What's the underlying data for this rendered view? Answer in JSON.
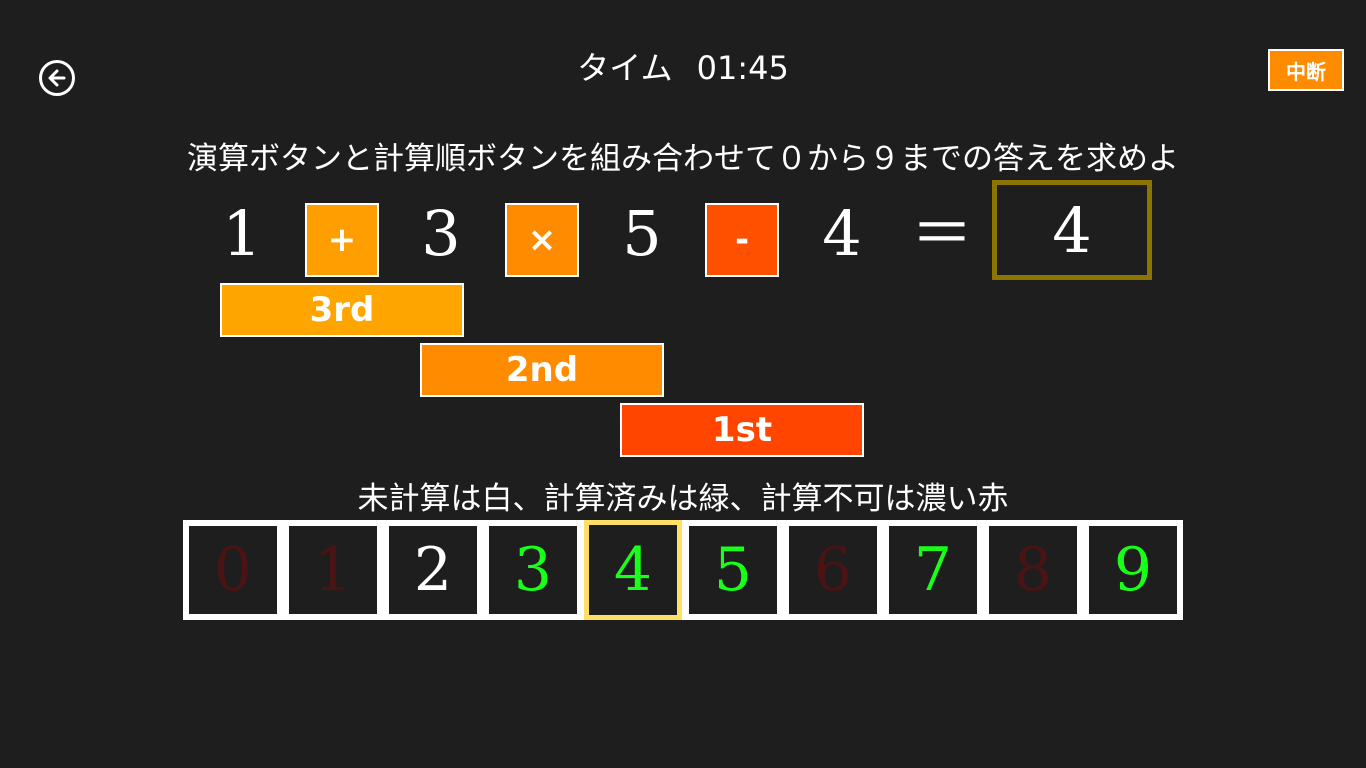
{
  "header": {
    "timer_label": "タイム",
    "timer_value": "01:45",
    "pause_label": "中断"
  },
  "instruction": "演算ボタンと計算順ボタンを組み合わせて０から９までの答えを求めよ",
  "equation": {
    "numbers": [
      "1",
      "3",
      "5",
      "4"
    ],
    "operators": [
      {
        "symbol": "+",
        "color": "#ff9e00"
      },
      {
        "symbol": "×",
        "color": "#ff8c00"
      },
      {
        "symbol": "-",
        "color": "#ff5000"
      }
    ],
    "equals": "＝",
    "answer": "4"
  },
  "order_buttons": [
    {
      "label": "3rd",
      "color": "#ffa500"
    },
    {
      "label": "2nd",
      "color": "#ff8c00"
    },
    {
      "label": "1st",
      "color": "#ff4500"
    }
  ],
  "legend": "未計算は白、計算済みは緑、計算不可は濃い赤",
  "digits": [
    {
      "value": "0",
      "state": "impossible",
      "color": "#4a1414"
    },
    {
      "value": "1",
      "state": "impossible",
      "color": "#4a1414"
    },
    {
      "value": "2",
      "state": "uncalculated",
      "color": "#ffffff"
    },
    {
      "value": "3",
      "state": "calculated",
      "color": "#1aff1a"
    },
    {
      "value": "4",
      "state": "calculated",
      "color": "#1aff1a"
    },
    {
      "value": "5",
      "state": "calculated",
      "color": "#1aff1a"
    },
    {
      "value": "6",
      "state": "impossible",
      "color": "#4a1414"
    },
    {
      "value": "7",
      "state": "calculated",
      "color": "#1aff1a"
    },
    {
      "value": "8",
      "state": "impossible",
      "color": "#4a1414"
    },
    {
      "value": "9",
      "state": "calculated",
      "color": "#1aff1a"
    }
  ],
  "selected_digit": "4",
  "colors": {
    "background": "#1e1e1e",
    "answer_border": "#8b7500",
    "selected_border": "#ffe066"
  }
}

☆ ☆ ☆ ☆ ☆ ☆ ☆

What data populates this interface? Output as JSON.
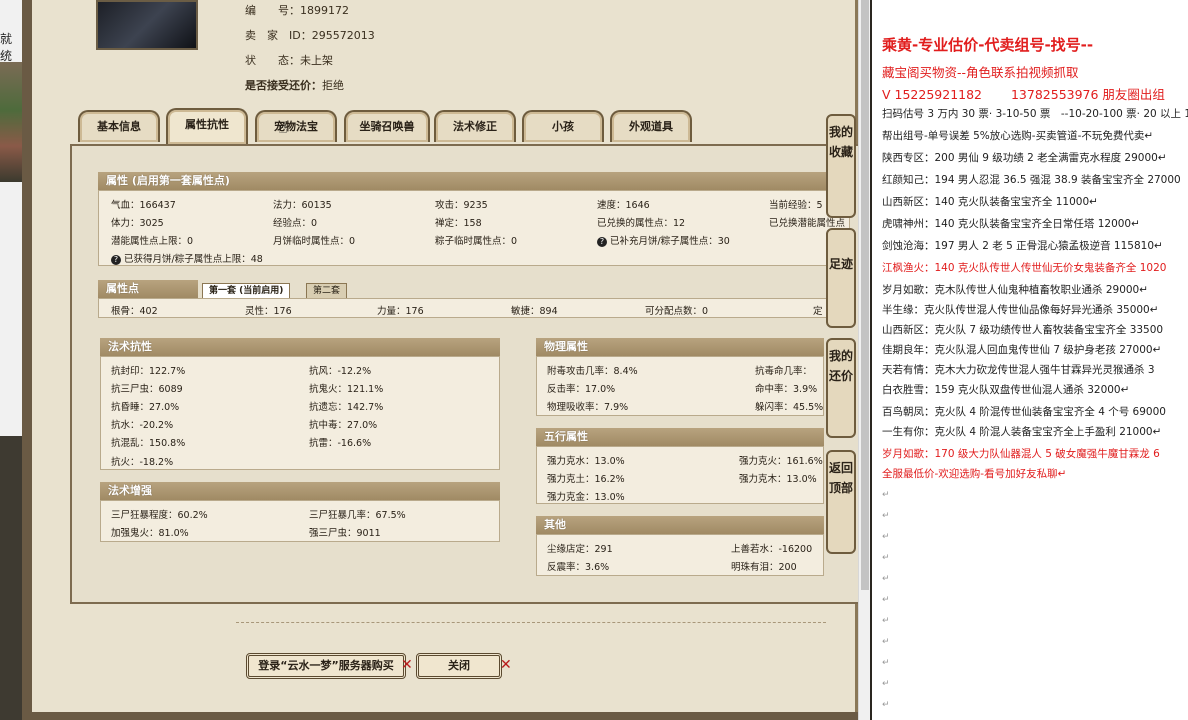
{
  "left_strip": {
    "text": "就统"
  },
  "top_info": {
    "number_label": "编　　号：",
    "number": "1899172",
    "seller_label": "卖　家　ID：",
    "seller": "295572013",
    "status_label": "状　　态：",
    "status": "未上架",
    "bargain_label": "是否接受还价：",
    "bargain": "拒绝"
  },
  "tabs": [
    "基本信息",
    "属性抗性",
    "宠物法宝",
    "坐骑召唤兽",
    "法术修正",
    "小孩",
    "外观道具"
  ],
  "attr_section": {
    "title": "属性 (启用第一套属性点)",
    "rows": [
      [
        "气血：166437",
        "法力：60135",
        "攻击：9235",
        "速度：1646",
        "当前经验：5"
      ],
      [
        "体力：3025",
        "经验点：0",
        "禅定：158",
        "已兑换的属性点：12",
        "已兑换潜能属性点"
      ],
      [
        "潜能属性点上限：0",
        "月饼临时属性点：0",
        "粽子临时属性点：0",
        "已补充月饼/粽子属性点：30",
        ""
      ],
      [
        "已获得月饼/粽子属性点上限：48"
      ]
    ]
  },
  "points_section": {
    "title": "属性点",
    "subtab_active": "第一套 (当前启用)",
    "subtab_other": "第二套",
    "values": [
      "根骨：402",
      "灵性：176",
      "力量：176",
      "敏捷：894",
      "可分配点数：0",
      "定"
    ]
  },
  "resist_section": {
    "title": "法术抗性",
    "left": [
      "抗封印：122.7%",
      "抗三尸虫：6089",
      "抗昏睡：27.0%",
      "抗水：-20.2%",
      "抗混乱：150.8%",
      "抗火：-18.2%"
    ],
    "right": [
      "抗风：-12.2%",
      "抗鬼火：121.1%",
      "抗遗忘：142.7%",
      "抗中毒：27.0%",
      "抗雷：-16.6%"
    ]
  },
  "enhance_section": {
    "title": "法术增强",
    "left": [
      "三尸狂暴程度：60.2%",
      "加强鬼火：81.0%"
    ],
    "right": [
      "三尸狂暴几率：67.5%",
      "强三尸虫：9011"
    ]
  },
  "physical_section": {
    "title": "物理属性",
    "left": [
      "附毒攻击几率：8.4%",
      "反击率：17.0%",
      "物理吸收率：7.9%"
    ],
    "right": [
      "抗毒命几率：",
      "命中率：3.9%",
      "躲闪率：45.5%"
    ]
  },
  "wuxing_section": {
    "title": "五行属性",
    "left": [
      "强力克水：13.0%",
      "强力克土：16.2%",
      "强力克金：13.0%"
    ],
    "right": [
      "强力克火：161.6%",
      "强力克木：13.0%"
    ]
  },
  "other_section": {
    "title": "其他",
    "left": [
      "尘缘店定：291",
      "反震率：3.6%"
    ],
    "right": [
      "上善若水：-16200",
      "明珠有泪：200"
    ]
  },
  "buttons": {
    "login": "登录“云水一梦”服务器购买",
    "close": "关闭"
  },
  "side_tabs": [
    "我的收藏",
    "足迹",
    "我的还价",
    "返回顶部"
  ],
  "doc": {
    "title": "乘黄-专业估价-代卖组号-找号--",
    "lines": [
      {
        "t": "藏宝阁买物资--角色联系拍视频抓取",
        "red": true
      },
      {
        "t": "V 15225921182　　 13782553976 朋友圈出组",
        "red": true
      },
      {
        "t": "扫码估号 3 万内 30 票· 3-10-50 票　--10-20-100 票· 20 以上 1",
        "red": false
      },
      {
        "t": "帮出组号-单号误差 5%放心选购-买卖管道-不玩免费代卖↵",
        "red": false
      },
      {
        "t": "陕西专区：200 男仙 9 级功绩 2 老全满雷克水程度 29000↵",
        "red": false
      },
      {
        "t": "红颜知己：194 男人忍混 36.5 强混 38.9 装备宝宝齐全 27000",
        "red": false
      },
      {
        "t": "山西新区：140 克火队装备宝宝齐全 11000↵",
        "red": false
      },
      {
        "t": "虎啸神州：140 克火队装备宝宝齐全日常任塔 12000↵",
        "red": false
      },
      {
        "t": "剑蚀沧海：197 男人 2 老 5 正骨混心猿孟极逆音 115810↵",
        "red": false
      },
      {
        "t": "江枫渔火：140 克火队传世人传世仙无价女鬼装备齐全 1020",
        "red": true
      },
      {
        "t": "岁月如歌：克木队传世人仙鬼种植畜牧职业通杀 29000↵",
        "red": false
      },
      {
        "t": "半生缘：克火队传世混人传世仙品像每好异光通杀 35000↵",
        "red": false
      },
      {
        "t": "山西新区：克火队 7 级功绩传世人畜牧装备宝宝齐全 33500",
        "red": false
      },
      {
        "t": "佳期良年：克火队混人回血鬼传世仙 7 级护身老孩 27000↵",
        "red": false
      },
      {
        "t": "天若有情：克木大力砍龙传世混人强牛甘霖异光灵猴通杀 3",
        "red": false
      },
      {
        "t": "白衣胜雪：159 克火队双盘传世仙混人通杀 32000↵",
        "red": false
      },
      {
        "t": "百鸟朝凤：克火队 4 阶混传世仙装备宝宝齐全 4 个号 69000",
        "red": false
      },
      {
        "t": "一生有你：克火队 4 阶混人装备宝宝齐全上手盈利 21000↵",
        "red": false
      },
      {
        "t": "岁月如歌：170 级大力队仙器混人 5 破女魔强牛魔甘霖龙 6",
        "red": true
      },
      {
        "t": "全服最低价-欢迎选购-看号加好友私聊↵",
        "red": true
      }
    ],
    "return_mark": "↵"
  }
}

☆ ☆ ☆ ☆ ☆ ☆ ☆

◆ **INSTRUCTION**
Look through the records and count each line that holds "data". Write only the total.

◆ **FINISHED TASK**
2